**WHAT YOU WILL DO:** In the entries below, find the lines with the word "Обеспечивать" and copy them.

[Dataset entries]
# # # #

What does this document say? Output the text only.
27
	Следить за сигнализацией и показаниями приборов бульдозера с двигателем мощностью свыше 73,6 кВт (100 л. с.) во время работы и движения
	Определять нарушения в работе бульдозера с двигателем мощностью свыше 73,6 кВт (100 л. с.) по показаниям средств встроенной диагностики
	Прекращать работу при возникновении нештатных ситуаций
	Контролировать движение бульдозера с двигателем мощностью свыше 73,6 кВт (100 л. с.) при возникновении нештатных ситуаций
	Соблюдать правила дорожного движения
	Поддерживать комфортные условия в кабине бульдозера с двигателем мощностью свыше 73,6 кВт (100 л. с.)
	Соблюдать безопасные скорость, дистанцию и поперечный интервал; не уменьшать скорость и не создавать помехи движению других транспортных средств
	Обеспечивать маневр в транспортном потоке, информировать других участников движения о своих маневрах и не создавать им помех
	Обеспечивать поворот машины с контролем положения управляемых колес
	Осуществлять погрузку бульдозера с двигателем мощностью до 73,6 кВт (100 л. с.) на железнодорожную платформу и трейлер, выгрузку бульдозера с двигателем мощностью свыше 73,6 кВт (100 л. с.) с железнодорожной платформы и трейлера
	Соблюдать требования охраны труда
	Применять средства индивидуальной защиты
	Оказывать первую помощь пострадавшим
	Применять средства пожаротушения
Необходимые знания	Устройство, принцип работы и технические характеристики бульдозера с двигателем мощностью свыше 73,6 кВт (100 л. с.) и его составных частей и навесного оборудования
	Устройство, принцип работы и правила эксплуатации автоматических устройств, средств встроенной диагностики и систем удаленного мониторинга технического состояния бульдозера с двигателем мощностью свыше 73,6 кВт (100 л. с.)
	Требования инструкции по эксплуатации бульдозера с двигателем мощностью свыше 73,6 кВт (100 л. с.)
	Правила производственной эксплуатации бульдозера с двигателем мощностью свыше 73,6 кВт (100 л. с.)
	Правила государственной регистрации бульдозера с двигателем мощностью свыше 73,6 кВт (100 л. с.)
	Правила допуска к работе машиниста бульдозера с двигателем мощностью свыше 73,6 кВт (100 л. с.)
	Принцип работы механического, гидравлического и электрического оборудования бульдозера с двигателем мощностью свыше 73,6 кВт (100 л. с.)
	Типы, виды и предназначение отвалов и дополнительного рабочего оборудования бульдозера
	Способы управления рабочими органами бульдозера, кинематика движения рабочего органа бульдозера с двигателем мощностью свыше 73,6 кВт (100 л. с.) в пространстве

# # # #

**EXERCISE RESULT:**
	Обеспечивать маневр в транспортном потоке, информировать других участников движения о своих маневрах и не создавать им помех
	Обеспечивать поворот машины с контролем положения управляемых колес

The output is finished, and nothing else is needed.